Problem statement — Output the entries word for word. Omit images.

Saved entries
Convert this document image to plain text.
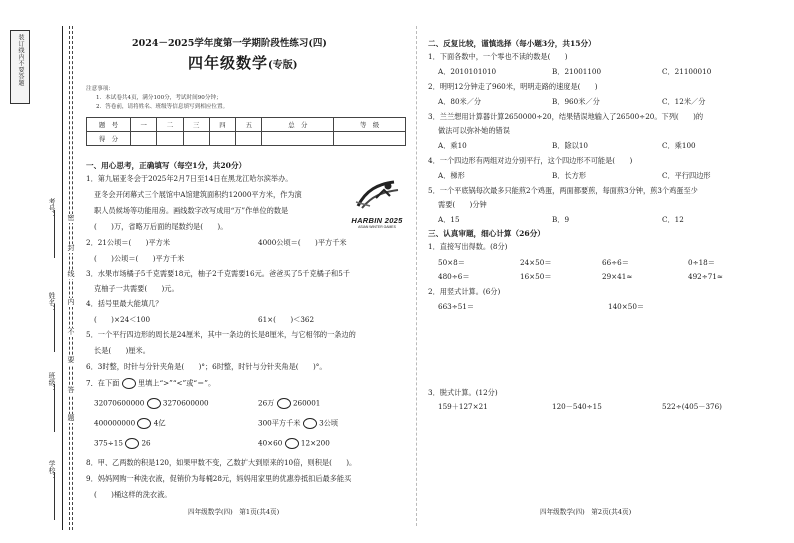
装订线内不要答题
考号：
姓名：
班级：
学校：
密
封
线
内
不
要
答
题
2024－2025学年度第一学期阶段性练习(四)
四年级数学(专版)
注意事项：
1．本试卷共4页，满分100分，考试时间90分钟；
2．答卷前，请将姓名、班级等信息填写到相应位置。
题　号	一	二	三	四	五	总　分	等　级
得　分							
一、用心思考，正确填写（每空1分，共20分）
1．第九届亚冬会于2025年2月7日至14日在黑龙江哈尔滨举办。
亚冬会开闭幕式三个展馆中A馆建筑面积约12000平方米，作为演
职人员候场等功能用房。画线数字改写成用“万”作单位的数是
(　　)万，省略万后面的尾数约是(　　)。
HARBIN 2025
ASIAN WINTER GAMES
2．21公顷＝(　　)平方米	4000公顷＝(　　)平方千米
(　　)公顷＝(　　)平方千米
3．水果市场橘子5千克需要18元，柚子2千克需要16元。爸爸买了5千克橘子和5千
克柚子一共需要(　　)元。
4．括号里最大能填几？
(　　)×24＜100	61×(　　)＜362
5．一个平行四边形的周长是24厘米，其中一条边的长是8厘米，与它相邻的一条边的
长是(　　)厘米。
6．3时整，时针与分针夹角是(　　)°；6时整，时针与分针夹角是(　　)°。
7．在下面	里填上“>”“<”或“＝”。
32070600000	3270600000	26万	260001
400000000	4亿	300平方千米	3公顷
375÷15	26	40×60	12×200
8．甲、乙两数的积是120，如果甲数不变，乙数扩大到原来的10倍，则积是(　　)。
9．妈妈网购一种洗衣液，促销价为每桶28元，妈妈用家里的优惠券抵扣后最多能买
(　　)桶这样的洗衣液。
四年级数学(四)　第1页(共4页)
二、反复比较，谨慎选择（每小题3分，共15分）
1．下面各数中，一个零也不读的数是(　　)
A．2010101010	B．21001100	C．21100010
2．明明12分钟走了960米，明明走路的速度是(　　)
A．80米／分	B．960米／分	C．12米／分
3．兰兰想用计算器计算2650000÷20，结果错误地输入了26500÷20。下列(　　)的
做法可以弥补她的错误
A．乘10	B．除以10	C．乘100
4．一个四边形有两组对边分别平行，这个四边形不可能是(　　)
A．梯形	B．长方形	C．平行四边形
5．一个平底锅每次最多只能煎2个鸡蛋，两面都要煎，每面煎3分钟，煎3个鸡蛋至少
需要(　　)分钟
A．15	B．9	C．12
三、认真审题，细心计算（26分）
1．直接写出得数。(8分)
50×8＝	24×50＝	66÷6＝	0÷18＝
480÷6＝	16×50＝	29×41≈	492÷71≈
2．用竖式计算。(6分)
663÷51＝	140×50＝
3．脱式计算。(12分)
159＋127×21	120－540÷15	522÷(405－376)
四年级数学(四)　第2页(共4页)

Result —
Convert this document image to plain text.
装订线内不要答题
考号：
姓名：
班级：
学校：
密
封
线
内
不
要
答
题
2024－2025学年度第一学期阶段性练习(四)
四年级数学(专版)
注意事项：
1．本试卷共4页，满分100分，考试时间90分钟；
2．答卷前，请将姓名、班级等信息填写到相应位置。
题　号	一	二	三	四	五	总　分	等　级
得　分							
一、用心思考，正确填写（每空1分，共20分）
1．第九届亚冬会于2025年2月7日至14日在黑龙江哈尔滨举办。
亚冬会开闭幕式三个展馆中A馆建筑面积约12000平方米，作为演
职人员候场等功能用房。画线数字改写成用“万”作单位的数是
(　　)万，省略万后面的尾数约是(　　)。
HARBIN 2025
ASIAN WINTER GAMES
2．21公顷＝(　　)平方米	4000公顷＝(　　)平方千米
(　　)公顷＝(　　)平方千米
3．水果市场橘子5千克需要18元，柚子2千克需要16元。爸爸买了5千克橘子和5千
克柚子一共需要(　　)元。
4．括号里最大能填几？
(　　)×24＜100	61×(　　)＜362
5．一个平行四边形的周长是24厘米，其中一条边的长是8厘米，与它相邻的一条边的
长是(　　)厘米。
6．3时整，时针与分针夹角是(　　)°；6时整，时针与分针夹角是(　　)°。
7．在下面	里填上“>”“<”或“＝”。
32070600000	3270600000	26万	260001
400000000	4亿	300平方千米	3公顷
375÷15	26	40×60	12×200
8．甲、乙两数的积是120，如果甲数不变，乙数扩大到原来的10倍，则积是(　　)。
9．妈妈网购一种洗衣液，促销价为每桶28元，妈妈用家里的优惠券抵扣后最多能买
(　　)桶这样的洗衣液。
四年级数学(四)　第1页(共4页)
二、反复比较，谨慎选择（每小题3分，共15分）
1．下面各数中，一个零也不读的数是(　　)
A．2010101010	B．21001100	C．21100010
2．明明12分钟走了960米，明明走路的速度是(　　)
A．80米／分	B．960米／分	C．12米／分
3．兰兰想用计算器计算2650000÷20，结果错误地输入了26500÷20。下列(　　)的
做法可以弥补她的错误
A．乘10	B．除以10	C．乘100
4．一个四边形有两组对边分别平行，这个四边形不可能是(　　)
A．梯形	B．长方形	C．平行四边形
5．一个平底锅每次最多只能煎2个鸡蛋，两面都要煎，每面煎3分钟，煎3个鸡蛋至少
需要(　　)分钟
A．15	B．9	C．12
三、认真审题，细心计算（26分）
1．直接写出得数。(8分)
50×8＝	24×50＝	66÷6＝	0÷18＝
480÷6＝	16×50＝	29×41≈	492÷71≈
2．用竖式计算。(6分)
663÷51＝	140×50＝
3．脱式计算。(12分)
159＋127×21	120－540÷15	522÷(405－376)
四年级数学(四)　第2页(共4页)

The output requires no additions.